_Recorded data:_
%%

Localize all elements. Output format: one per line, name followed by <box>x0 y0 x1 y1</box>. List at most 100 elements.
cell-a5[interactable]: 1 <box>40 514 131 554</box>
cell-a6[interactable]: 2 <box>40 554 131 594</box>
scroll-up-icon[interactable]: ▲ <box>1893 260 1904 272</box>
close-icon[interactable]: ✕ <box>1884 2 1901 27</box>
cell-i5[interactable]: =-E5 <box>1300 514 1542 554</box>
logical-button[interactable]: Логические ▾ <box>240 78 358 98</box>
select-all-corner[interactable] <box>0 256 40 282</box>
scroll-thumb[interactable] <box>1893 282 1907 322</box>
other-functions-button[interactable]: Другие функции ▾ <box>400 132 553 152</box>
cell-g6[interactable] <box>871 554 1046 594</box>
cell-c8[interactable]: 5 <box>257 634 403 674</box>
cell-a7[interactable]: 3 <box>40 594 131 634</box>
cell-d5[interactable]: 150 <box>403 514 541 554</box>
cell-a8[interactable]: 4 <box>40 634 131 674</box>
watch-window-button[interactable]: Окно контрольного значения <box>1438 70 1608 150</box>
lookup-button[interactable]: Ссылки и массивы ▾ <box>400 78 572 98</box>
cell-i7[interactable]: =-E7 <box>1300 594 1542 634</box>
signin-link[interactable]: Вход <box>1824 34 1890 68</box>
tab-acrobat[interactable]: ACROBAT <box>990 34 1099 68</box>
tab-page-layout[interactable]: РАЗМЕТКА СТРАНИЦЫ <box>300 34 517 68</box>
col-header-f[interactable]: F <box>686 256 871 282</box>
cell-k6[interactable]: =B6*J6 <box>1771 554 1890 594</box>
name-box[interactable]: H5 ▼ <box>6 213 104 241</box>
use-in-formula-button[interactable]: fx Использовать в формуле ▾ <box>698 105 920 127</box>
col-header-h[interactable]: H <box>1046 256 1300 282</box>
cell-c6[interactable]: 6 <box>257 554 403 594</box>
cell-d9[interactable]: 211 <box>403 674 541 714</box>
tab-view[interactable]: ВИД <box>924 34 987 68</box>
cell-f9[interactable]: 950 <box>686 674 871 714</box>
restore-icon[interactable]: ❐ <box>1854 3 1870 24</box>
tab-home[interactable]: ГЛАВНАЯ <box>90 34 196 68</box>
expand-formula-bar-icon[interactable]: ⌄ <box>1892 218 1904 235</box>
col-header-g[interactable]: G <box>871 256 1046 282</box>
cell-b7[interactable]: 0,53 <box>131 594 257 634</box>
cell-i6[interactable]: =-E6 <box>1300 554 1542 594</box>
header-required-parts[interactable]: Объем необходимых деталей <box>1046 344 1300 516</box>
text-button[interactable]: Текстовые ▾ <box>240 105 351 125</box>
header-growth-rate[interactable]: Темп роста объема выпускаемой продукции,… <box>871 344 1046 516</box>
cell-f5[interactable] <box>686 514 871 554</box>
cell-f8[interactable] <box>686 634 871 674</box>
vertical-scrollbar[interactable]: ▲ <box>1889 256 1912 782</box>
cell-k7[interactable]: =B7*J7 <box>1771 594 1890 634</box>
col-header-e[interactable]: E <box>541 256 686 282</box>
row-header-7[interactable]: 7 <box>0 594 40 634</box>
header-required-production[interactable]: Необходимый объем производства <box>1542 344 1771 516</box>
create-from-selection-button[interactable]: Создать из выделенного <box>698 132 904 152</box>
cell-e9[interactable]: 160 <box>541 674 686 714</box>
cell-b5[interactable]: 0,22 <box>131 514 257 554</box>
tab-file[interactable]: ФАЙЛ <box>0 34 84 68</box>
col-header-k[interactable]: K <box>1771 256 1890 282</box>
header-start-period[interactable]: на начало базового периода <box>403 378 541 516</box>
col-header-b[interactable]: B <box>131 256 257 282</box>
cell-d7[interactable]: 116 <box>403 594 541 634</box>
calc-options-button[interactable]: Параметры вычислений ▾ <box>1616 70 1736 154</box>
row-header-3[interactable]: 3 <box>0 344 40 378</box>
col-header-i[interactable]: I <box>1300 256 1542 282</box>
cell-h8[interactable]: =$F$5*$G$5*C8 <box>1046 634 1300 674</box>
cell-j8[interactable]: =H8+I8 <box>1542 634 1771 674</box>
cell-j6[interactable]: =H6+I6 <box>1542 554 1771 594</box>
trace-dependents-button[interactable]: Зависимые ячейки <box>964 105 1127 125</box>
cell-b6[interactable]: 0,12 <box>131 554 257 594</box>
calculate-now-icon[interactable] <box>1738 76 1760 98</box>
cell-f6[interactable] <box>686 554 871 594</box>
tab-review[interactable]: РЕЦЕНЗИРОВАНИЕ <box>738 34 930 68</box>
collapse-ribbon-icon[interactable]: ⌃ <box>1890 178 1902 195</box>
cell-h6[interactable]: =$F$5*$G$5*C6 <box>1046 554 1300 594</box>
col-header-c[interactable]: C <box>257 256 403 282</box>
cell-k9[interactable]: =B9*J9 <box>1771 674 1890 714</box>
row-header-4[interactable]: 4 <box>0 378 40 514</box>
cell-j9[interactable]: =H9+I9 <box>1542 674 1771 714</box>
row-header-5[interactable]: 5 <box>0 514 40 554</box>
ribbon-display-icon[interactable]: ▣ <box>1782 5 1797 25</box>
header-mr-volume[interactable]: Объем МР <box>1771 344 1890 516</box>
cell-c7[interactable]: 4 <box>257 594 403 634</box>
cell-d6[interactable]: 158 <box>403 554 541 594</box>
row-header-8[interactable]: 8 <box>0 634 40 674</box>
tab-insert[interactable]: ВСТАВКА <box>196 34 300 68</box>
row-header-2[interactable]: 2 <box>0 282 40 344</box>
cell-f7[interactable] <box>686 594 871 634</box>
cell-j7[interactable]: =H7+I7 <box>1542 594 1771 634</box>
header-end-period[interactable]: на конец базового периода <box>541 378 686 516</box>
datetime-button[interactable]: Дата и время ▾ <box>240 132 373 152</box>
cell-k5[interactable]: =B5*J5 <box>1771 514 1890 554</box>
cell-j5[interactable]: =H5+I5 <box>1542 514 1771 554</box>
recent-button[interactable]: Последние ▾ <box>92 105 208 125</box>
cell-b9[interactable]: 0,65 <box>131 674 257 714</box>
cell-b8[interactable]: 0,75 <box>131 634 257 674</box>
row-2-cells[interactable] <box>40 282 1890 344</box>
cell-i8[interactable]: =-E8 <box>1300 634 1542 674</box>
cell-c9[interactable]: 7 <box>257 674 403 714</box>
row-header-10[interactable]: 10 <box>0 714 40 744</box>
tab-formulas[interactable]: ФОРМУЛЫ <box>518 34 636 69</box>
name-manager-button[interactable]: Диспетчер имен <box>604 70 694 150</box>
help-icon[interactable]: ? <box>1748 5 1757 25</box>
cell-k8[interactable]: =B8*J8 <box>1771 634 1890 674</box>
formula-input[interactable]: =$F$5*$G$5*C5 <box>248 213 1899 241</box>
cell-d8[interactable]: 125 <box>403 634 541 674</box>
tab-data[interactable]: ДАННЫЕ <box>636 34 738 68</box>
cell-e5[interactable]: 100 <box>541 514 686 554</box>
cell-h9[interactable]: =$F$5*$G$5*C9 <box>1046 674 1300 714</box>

%%

_Problem to solve:_
Locate every line in the entries above that contains the string "icon", matching case exactly, and copy each such line.

_Solution for this task:_
scroll-up-icon[interactable]: ▲ <box>1893 260 1904 272</box>
close-icon[interactable]: ✕ <box>1884 2 1901 27</box>
restore-icon[interactable]: ❐ <box>1854 3 1870 24</box>
expand-formula-bar-icon[interactable]: ⌄ <box>1892 218 1904 235</box>
calculate-now-icon[interactable] <box>1738 76 1760 98</box>
collapse-ribbon-icon[interactable]: ⌃ <box>1890 178 1902 195</box>
ribbon-display-icon[interactable]: ▣ <box>1782 5 1797 25</box>
help-icon[interactable]: ? <box>1748 5 1757 25</box>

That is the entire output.